_Request_:
Write out, unchanged, the rows from the first one through the row that contains "locked-customer-silhouette: ? (206, 90, 336, 205)", including both of those rows.

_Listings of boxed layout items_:
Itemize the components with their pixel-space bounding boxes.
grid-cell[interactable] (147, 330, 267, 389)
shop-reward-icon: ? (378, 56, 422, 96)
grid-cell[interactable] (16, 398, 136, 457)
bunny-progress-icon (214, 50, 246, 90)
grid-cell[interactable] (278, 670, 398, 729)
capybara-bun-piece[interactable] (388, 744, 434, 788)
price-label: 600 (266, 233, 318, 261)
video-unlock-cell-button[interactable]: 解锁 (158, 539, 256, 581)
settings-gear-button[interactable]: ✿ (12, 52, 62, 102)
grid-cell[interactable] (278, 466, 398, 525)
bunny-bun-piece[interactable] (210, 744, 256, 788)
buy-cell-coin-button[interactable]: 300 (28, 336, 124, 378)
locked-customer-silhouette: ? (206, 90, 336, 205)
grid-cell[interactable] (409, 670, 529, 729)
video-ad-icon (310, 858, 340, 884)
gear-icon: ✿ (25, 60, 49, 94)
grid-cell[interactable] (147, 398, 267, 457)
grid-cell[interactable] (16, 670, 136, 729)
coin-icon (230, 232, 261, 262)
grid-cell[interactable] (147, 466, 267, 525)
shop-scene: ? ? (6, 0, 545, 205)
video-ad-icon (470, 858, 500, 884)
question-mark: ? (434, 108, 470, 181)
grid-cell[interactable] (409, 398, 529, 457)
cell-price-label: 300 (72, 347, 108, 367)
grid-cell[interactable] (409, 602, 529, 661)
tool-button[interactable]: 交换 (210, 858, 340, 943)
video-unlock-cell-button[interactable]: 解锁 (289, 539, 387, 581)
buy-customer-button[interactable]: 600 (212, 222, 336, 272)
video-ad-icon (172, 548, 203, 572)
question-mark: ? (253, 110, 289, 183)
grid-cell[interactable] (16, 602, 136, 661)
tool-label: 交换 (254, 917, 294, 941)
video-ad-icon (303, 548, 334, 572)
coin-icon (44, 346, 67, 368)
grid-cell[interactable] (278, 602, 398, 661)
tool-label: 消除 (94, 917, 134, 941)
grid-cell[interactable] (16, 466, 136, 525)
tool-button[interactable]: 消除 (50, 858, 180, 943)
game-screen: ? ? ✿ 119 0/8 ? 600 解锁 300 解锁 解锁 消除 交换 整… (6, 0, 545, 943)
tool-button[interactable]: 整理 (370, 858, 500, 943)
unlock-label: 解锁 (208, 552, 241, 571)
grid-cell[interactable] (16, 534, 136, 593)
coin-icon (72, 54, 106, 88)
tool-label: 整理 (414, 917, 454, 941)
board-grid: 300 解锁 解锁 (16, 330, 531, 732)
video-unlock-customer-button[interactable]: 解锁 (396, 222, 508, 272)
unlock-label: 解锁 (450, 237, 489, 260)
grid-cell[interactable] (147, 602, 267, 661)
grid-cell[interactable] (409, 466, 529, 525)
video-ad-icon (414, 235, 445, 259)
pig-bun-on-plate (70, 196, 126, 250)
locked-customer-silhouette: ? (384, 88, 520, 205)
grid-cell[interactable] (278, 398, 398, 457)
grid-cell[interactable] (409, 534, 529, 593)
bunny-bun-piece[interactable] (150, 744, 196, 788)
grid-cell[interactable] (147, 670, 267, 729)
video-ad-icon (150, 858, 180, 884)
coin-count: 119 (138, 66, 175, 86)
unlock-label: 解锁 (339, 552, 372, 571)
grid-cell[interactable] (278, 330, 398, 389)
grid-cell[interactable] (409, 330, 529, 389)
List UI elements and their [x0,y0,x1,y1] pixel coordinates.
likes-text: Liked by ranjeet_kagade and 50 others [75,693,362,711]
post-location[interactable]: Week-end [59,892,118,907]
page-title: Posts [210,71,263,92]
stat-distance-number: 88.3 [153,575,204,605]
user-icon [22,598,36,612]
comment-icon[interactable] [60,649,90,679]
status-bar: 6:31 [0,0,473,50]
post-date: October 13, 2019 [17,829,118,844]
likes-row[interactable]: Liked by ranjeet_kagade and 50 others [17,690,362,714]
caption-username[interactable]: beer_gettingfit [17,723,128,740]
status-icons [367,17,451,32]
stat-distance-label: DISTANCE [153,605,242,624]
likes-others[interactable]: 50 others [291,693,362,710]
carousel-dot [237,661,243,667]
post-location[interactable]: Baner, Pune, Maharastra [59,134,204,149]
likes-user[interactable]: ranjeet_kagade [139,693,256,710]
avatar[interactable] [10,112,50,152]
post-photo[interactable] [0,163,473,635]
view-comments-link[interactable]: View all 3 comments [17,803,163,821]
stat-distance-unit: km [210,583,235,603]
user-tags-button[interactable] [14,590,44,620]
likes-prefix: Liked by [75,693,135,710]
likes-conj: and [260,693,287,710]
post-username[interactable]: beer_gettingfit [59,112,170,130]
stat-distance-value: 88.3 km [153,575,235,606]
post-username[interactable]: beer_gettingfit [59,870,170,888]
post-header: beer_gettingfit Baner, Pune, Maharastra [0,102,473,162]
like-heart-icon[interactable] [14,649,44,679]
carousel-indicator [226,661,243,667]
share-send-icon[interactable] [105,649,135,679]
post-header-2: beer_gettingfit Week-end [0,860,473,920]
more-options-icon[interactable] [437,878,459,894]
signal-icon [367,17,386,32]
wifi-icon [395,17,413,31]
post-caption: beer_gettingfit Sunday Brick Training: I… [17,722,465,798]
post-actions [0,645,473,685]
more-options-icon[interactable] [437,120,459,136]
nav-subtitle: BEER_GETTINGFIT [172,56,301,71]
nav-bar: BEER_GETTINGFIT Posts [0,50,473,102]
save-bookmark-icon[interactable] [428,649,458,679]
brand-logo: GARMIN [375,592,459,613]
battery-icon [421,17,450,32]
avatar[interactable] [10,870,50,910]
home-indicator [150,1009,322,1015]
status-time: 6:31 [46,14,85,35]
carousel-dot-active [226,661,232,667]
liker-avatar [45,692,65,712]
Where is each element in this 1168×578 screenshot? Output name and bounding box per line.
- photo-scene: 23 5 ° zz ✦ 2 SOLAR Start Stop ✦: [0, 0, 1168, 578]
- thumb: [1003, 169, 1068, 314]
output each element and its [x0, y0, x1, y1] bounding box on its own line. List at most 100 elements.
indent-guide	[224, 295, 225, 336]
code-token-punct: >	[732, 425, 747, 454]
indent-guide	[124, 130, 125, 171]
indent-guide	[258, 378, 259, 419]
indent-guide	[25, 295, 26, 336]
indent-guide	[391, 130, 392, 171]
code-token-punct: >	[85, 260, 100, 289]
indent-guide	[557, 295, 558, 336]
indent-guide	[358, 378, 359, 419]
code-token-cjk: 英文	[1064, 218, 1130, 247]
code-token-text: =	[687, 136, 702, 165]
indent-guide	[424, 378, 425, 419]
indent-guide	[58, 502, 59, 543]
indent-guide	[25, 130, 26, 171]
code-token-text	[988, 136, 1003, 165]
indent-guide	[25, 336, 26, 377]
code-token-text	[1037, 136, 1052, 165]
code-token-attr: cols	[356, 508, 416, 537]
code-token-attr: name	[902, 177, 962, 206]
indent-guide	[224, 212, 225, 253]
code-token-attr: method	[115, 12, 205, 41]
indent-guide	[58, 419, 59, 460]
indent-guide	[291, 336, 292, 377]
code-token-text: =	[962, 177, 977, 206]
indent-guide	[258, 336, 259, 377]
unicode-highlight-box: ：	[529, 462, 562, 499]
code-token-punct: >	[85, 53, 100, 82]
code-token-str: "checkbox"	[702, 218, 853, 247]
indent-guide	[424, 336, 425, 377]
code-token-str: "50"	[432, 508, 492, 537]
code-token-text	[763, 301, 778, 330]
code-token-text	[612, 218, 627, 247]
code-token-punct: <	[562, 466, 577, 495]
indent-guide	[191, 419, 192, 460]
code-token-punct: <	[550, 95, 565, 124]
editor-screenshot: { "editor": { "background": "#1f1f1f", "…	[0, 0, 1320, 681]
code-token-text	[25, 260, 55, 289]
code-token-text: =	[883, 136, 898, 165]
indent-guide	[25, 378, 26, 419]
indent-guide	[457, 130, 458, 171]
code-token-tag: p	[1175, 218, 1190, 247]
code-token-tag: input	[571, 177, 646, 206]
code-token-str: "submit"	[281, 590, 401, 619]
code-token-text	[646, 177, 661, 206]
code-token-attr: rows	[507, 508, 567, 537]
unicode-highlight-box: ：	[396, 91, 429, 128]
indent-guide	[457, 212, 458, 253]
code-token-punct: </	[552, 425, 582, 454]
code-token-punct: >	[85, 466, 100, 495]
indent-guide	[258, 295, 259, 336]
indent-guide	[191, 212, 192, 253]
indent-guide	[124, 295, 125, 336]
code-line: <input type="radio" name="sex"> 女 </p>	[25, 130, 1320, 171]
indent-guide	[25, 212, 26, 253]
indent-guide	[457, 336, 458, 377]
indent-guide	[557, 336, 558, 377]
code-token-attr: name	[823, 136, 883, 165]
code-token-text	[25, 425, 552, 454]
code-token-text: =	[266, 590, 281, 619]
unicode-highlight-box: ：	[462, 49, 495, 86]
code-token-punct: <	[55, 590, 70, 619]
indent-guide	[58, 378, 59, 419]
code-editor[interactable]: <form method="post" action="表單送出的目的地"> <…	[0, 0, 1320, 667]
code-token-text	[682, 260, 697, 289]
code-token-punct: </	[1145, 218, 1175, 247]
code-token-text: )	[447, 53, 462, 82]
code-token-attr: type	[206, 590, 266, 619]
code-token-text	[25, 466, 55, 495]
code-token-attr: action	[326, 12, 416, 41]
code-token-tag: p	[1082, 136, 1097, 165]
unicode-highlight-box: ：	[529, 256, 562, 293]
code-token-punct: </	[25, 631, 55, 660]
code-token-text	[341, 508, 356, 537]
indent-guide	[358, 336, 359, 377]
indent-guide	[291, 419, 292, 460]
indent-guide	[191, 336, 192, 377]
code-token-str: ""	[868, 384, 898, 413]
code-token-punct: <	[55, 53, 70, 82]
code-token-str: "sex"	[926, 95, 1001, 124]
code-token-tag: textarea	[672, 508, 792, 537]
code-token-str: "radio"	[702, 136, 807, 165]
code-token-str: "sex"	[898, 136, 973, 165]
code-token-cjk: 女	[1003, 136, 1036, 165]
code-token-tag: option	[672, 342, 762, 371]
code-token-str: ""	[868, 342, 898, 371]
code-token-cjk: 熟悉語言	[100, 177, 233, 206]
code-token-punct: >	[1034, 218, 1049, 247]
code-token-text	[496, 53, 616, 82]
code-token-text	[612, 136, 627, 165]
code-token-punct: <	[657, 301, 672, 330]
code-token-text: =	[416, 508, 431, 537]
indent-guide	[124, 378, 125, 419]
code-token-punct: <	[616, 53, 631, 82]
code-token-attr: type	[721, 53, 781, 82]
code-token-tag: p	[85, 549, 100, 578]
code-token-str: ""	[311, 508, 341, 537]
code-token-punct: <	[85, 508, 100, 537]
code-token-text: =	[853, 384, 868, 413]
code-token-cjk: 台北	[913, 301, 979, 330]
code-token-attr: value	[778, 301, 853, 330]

_Correct answer_:
Itemize the components with their pixel-space bounding boxes.
grid-cell[interactable] (147, 330, 267, 389)
shop-reward-icon: ? (378, 56, 422, 96)
grid-cell[interactable] (16, 398, 136, 457)
bunny-progress-icon (214, 50, 246, 90)
grid-cell[interactable] (278, 670, 398, 729)
capybara-bun-piece[interactable] (388, 744, 434, 788)
price-label: 600 (266, 233, 318, 261)
video-unlock-cell-button[interactable]: 解锁 (158, 539, 256, 581)
settings-gear-button[interactable]: ✿ (12, 52, 62, 102)
grid-cell[interactable] (278, 466, 398, 525)
bunny-bun-piece[interactable] (210, 744, 256, 788)
buy-cell-coin-button[interactable]: 300 (28, 336, 124, 378)
locked-customer-silhouette: ? (206, 90, 336, 205)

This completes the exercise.